▶ PROBLEM DESCRIPTION
Your task is to transcribe the data in full.

▶ DATASET EXTRACT
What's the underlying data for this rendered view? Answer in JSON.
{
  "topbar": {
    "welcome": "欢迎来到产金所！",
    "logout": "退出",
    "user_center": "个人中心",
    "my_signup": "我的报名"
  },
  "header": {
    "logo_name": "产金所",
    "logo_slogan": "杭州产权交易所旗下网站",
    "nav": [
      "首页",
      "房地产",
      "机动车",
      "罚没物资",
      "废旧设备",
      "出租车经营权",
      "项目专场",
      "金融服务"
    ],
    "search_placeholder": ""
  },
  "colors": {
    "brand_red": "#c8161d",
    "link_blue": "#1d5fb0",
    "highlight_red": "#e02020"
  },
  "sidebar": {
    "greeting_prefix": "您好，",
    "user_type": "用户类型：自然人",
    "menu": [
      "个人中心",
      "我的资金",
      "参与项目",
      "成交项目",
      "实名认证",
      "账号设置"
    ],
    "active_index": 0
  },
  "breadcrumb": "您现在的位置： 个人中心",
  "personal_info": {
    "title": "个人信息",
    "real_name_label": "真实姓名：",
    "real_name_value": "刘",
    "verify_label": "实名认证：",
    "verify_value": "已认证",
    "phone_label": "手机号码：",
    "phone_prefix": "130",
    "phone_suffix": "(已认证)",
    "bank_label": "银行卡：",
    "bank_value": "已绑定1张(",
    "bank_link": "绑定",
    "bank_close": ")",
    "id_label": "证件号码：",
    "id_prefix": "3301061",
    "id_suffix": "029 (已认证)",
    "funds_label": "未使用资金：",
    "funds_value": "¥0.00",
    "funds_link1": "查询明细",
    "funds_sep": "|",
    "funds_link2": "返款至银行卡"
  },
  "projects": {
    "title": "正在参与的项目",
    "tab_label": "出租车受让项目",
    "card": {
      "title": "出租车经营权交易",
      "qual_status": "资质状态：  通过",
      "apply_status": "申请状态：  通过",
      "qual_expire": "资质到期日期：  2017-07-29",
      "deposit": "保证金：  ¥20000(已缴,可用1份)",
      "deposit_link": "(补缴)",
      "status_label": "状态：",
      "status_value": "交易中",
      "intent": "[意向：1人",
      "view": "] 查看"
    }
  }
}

▶ WRITTEN REPLY
What's the underlying data for this rendered view? Answer in JSON.
{
  "topbar": {
    "welcome": "欢迎来到产金所！",
    "logout": "退出",
    "user_center": "个人中心",
    "my_signup": "我的报名"
  },
  "header": {
    "logo_name": "产金所",
    "logo_slogan": "杭州产权交易所旗下网站",
    "nav": [
      "首页",
      "房地产",
      "机动车",
      "罚没物资",
      "废旧设备",
      "出租车经营权",
      "项目专场",
      "金融服务"
    ],
    "search_placeholder": ""
  },
  "colors": {
    "brand_red": "#c8161d",
    "link_blue": "#1d5fb0",
    "highlight_red": "#e02020"
  },
  "sidebar": {
    "greeting_prefix": "您好，",
    "user_type": "用户类型：自然人",
    "menu": [
      "个人中心",
      "我的资金",
      "参与项目",
      "成交项目",
      "实名认证",
      "账号设置"
    ],
    "active_index": 0
  },
  "breadcrumb": "您现在的位置： 个人中心",
  "personal_info": {
    "title": "个人信息",
    "real_name_label": "真实姓名：",
    "real_name_value": "刘",
    "verify_label": "实名认证：",
    "verify_value": "已认证",
    "phone_label": "手机号码：",
    "phone_prefix": "130",
    "phone_suffix": "(已认证)",
    "bank_label": "银行卡：",
    "bank_value": "已绑定1张(",
    "bank_link": "绑定",
    "bank_close": ")",
    "id_label": "证件号码：",
    "id_prefix": "3301061",
    "id_suffix": "029 (已认证)",
    "funds_label": "未使用资金：",
    "funds_value": "¥0.00",
    "funds_link1": "查询明细",
    "funds_sep": "|",
    "funds_link2": "返款至银行卡"
  },
  "projects": {
    "title": "正在参与的项目",
    "tab_label": "出租车受让项目",
    "card": {
      "title": "出租车经营权交易",
      "qual_status": "资质状态：  通过",
      "apply_status": "申请状态：  通过",
      "qual_expire": "资质到期日期：  2017-07-29",
      "deposit": "保证金：  ¥20000(已缴,可用1份)",
      "deposit_link": "(补缴)",
      "status_label": "状态：",
      "status_value": "交易中",
      "intent": "[意向：1人",
      "view": "] 查看"
    }
  }
}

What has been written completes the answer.